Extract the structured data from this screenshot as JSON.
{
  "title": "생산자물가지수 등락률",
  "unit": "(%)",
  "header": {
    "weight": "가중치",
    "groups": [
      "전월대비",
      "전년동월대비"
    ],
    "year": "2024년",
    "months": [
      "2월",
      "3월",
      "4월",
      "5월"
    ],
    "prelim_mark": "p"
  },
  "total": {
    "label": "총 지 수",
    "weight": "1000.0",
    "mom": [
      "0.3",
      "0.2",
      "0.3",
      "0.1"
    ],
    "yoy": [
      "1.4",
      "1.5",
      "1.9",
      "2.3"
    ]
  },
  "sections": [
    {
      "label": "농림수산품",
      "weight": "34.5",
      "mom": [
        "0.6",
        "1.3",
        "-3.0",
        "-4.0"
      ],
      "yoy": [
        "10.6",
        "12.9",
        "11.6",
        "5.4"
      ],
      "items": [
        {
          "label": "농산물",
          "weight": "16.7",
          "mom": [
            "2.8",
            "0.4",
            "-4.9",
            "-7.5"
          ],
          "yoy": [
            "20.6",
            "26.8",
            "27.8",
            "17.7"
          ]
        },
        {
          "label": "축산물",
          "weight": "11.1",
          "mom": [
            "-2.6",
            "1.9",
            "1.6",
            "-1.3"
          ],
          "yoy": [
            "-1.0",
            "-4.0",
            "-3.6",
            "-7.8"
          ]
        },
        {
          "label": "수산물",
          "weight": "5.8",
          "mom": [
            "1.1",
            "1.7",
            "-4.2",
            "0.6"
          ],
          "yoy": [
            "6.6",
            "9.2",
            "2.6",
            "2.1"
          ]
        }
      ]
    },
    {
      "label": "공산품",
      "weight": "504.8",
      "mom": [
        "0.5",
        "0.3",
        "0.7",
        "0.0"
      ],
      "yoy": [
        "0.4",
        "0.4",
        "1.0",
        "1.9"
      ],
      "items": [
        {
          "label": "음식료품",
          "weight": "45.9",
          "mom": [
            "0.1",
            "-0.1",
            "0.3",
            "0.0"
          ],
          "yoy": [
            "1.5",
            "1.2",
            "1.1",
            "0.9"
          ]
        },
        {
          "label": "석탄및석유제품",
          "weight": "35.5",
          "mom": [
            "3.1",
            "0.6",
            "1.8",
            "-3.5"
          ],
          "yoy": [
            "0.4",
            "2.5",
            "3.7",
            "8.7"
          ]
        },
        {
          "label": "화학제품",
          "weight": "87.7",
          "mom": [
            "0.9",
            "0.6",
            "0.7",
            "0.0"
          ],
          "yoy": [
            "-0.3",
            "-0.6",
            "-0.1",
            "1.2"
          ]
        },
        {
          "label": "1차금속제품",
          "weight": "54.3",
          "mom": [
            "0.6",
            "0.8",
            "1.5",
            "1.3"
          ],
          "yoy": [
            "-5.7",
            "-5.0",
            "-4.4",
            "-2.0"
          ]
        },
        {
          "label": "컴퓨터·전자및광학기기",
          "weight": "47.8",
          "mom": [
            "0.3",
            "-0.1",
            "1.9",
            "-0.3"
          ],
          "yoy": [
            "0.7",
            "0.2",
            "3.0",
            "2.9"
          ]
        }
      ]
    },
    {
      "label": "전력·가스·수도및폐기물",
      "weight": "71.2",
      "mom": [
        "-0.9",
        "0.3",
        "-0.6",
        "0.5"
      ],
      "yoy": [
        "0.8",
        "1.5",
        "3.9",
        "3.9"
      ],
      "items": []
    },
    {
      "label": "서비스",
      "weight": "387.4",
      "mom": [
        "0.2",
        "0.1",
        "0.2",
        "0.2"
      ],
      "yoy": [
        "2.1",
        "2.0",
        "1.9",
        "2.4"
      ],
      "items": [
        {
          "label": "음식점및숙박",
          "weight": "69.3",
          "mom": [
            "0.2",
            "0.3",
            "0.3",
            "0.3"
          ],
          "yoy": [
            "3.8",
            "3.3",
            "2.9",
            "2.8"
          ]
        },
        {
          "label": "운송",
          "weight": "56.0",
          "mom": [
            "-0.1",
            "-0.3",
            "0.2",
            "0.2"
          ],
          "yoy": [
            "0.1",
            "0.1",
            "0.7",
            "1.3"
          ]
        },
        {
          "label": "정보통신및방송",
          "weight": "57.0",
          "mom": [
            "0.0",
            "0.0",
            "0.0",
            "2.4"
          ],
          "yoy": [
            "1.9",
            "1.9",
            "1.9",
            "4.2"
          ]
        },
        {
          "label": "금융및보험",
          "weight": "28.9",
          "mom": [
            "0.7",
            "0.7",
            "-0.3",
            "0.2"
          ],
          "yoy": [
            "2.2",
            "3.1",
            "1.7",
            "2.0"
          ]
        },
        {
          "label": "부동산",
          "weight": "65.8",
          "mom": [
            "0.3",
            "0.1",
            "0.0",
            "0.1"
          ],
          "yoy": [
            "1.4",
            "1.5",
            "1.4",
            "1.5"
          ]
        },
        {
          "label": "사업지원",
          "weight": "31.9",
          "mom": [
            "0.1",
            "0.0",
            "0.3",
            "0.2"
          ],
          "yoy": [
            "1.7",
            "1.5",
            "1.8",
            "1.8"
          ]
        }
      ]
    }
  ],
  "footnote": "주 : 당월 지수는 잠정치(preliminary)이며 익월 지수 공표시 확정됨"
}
---
** What is being asked **
Above are the records; retype them all without a single difference.

** The output **
Extract the structured data from this screenshot as JSON.
{
  "title": "생산자물가지수 등락률",
  "unit": "(%)",
  "header": {
    "weight": "가중치",
    "groups": [
      "전월대비",
      "전년동월대비"
    ],
    "year": "2024년",
    "months": [
      "2월",
      "3월",
      "4월",
      "5월"
    ],
    "prelim_mark": "p"
  },
  "total": {
    "label": "총 지 수",
    "weight": "1000.0",
    "mom": [
      "0.3",
      "0.2",
      "0.3",
      "0.1"
    ],
    "yoy": [
      "1.4",
      "1.5",
      "1.9",
      "2.3"
    ]
  },
  "sections": [
    {
      "label": "농림수산품",
      "weight": "34.5",
      "mom": [
        "0.6",
        "1.3",
        "-3.0",
        "-4.0"
      ],
      "yoy": [
        "10.6",
        "12.9",
        "11.6",
        "5.4"
      ],
      "items": [
        {
          "label": "농산물",
          "weight": "16.7",
          "mom": [
            "2.8",
            "0.4",
            "-4.9",
            "-7.5"
          ],
          "yoy": [
            "20.6",
            "26.8",
            "27.8",
            "17.7"
          ]
        },
        {
          "label": "축산물",
          "weight": "11.1",
          "mom": [
            "-2.6",
            "1.9",
            "1.6",
            "-1.3"
          ],
          "yoy": [
            "-1.0",
            "-4.0",
            "-3.6",
            "-7.8"
          ]
        },
        {
          "label": "수산물",
          "weight": "5.8",
          "mom": [
            "1.1",
            "1.7",
            "-4.2",
            "0.6"
          ],
          "yoy": [
            "6.6",
            "9.2",
            "2.6",
            "2.1"
          ]
        }
      ]
    },
    {
      "label": "공산품",
      "weight": "504.8",
      "mom": [
        "0.5",
        "0.3",
        "0.7",
        "0.0"
      ],
      "yoy": [
        "0.4",
        "0.4",
        "1.0",
        "1.9"
      ],
      "items": [
        {
          "label": "음식료품",
          "weight": "45.9",
          "mom": [
            "0.1",
            "-0.1",
            "0.3",
            "0.0"
          ],
          "yoy": [
            "1.5",
            "1.2",
            "1.1",
            "0.9"
          ]
        },
        {
          "label": "석탄및석유제품",
          "weight": "35.5",
          "mom": [
            "3.1",
            "0.6",
            "1.8",
            "-3.5"
          ],
          "yoy": [
            "0.4",
            "2.5",
            "3.7",
            "8.7"
          ]
        },
        {
          "label": "화학제품",
          "weight": "87.7",
          "mom": [
            "0.9",
            "0.6",
            "0.7",
            "0.0"
          ],
          "yoy": [
            "-0.3",
            "-0.6",
            "-0.1",
            "1.2"
          ]
        },
        {
          "label": "1차금속제품",
          "weight": "54.3",
          "mom": [
            "0.6",
            "0.8",
            "1.5",
            "1.3"
          ],
          "yoy": [
            "-5.7",
            "-5.0",
            "-4.4",
            "-2.0"
          ]
        },
        {
          "label": "컴퓨터·전자및광학기기",
          "weight": "47.8",
          "mom": [
            "0.3",
            "-0.1",
            "1.9",
            "-0.3"
          ],
          "yoy": [
            "0.7",
            "0.2",
            "3.0",
            "2.9"
          ]
        }
      ]
    },
    {
      "label": "전력·가스·수도및폐기물",
      "weight": "71.2",
      "mom": [
        "-0.9",
        "0.3",
        "-0.6",
        "0.5"
      ],
      "yoy": [
        "0.8",
        "1.5",
        "3.9",
        "3.9"
      ],
      "items": []
    },
    {
      "label": "서비스",
      "weight": "387.4",
      "mom": [
        "0.2",
        "0.1",
        "0.2",
        "0.2"
      ],
      "yoy": [
        "2.1",
        "2.0",
        "1.9",
        "2.4"
      ],
      "items": [
        {
          "label": "음식점및숙박",
          "weight": "69.3",
          "mom": [
            "0.2",
            "0.3",
            "0.3",
            "0.3"
          ],
          "yoy": [
            "3.8",
            "3.3",
            "2.9",
            "2.8"
          ]
        },
        {
          "label": "운송",
          "weight": "56.0",
          "mom": [
            "-0.1",
            "-0.3",
            "0.2",
            "0.2"
          ],
          "yoy": [
            "0.1",
            "0.1",
            "0.7",
            "1.3"
          ]
        },
        {
          "label": "정보통신및방송",
          "weight": "57.0",
          "mom": [
            "0.0",
            "0.0",
            "0.0",
            "2.4"
          ],
          "yoy": [
            "1.9",
            "1.9",
            "1.9",
            "4.2"
          ]
        },
        {
          "label": "금융및보험",
          "weight": "28.9",
          "mom": [
            "0.7",
            "0.7",
            "-0.3",
            "0.2"
          ],
          "yoy": [
            "2.2",
            "3.1",
            "1.7",
            "2.0"
          ]
        },
        {
          "label": "부동산",
          "weight": "65.8",
          "mom": [
            "0.3",
            "0.1",
            "0.0",
            "0.1"
          ],
          "yoy": [
            "1.4",
            "1.5",
            "1.4",
            "1.5"
          ]
        },
        {
          "label": "사업지원",
          "weight": "31.9",
          "mom": [
            "0.1",
            "0.0",
            "0.3",
            "0.2"
          ],
          "yoy": [
            "1.7",
            "1.5",
            "1.8",
            "1.8"
          ]
        }
      ]
    }
  ],
  "footnote": "주 : 당월 지수는 잠정치(preliminary)이며 익월 지수 공표시 확정됨"
}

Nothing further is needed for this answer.